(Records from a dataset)
[start]

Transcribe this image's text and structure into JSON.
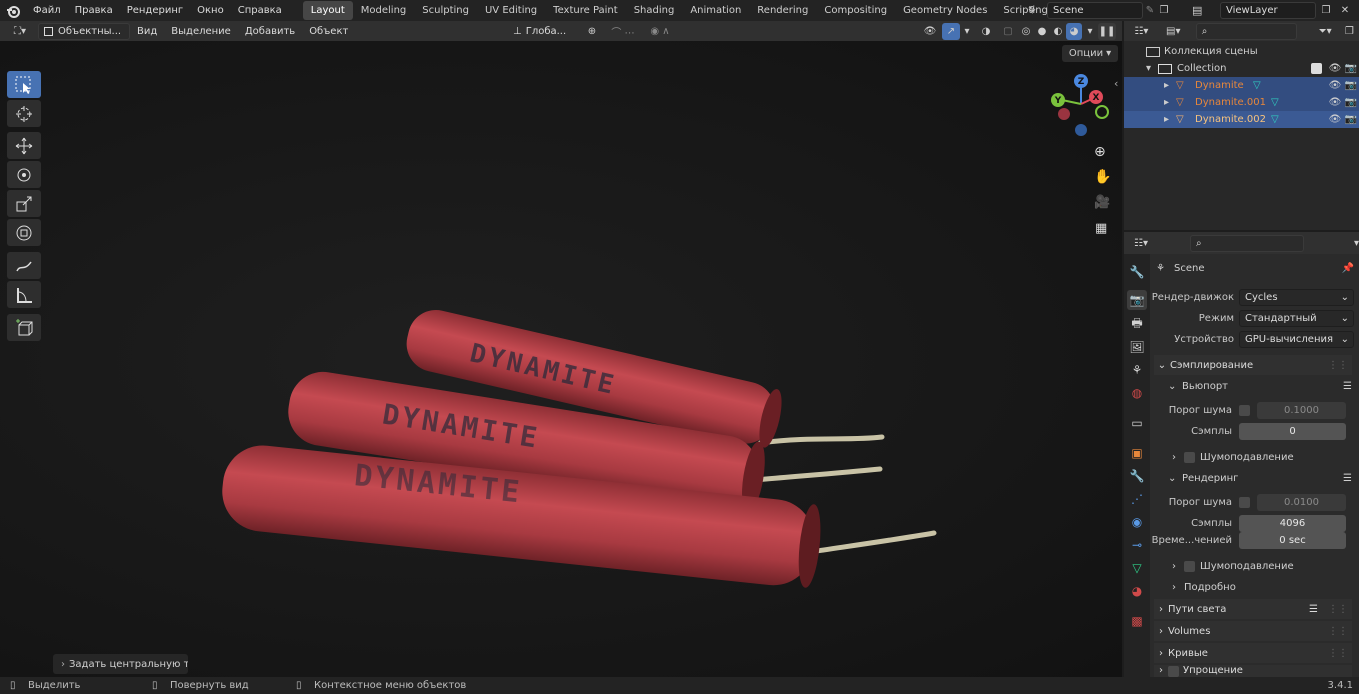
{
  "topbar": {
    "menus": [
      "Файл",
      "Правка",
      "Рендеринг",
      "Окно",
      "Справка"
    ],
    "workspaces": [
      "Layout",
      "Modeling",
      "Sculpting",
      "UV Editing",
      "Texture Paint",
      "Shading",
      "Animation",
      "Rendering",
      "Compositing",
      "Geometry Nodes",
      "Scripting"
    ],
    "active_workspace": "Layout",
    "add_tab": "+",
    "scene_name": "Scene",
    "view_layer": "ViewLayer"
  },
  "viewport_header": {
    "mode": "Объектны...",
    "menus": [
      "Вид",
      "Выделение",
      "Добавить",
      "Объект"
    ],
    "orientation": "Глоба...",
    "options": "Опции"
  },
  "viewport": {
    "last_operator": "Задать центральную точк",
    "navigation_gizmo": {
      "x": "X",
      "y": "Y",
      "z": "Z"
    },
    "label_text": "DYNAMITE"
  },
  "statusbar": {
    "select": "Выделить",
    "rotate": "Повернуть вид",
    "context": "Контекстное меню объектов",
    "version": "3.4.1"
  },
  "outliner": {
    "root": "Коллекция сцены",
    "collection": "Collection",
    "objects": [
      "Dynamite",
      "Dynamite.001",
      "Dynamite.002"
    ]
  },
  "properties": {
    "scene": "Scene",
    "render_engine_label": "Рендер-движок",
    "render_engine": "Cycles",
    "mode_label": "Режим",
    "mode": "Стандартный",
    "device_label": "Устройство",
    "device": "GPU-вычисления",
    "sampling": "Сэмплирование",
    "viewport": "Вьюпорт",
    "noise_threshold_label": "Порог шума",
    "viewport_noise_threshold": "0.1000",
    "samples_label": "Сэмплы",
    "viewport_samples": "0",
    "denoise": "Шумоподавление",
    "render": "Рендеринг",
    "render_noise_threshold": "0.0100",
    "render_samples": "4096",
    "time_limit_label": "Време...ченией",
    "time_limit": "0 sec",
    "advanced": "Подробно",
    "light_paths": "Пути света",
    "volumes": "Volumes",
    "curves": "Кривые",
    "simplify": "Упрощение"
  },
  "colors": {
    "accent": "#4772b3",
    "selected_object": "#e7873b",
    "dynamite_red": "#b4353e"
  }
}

[end]
[start]

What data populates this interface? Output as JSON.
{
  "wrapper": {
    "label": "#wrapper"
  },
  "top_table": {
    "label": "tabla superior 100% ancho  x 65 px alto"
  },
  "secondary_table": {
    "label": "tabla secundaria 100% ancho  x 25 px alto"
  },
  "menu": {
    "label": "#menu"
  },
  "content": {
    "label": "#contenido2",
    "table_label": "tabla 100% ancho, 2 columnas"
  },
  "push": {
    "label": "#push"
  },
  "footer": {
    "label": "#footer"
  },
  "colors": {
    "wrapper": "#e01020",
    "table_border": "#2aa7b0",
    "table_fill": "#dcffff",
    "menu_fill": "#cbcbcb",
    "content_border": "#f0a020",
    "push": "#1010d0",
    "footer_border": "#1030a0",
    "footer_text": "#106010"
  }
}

[end]
[start]

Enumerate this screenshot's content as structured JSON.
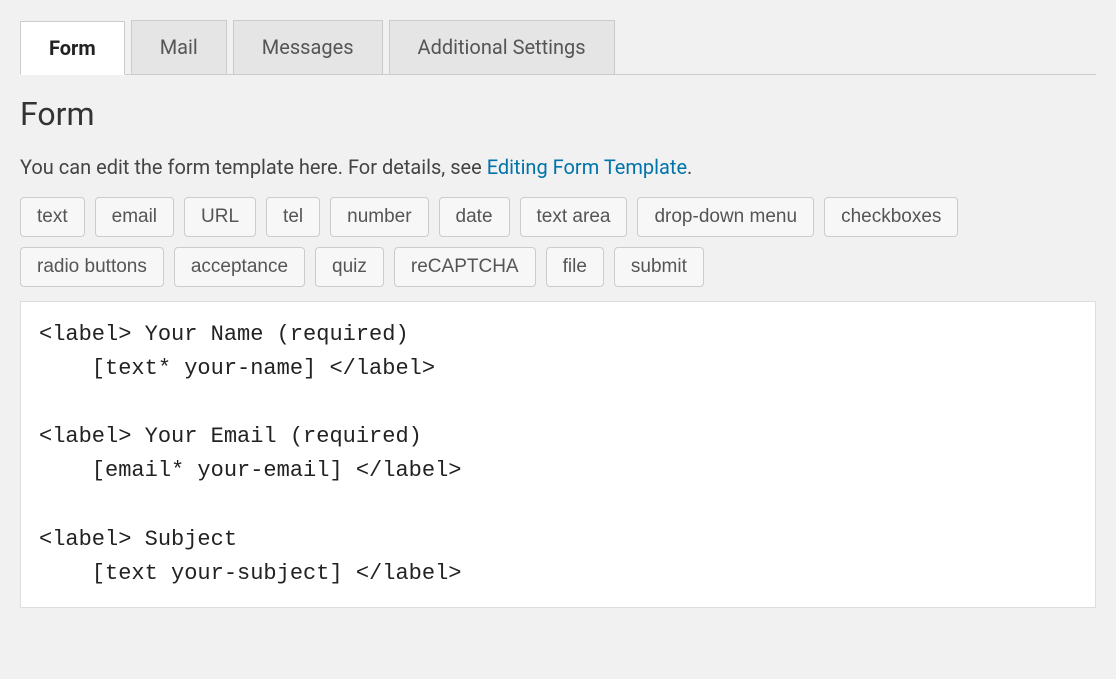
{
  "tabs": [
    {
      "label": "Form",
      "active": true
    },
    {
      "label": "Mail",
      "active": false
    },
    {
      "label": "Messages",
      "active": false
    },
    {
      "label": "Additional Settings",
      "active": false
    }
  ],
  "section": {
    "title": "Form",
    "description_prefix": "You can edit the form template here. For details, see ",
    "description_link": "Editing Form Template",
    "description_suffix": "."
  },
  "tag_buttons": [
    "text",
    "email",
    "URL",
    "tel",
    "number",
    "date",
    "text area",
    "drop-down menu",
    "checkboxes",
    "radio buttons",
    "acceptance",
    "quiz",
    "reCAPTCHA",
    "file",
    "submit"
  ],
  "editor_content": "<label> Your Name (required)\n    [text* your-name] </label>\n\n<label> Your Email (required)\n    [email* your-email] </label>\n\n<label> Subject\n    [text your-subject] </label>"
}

[end]

- Given task -
Using the material above, report each line where "this" occurs.

- Task answer -
Transcribe this image's text and structure into JSON.
What data populates this interface? Output as JSON.
Enumerate this screenshot's content as structured JSON.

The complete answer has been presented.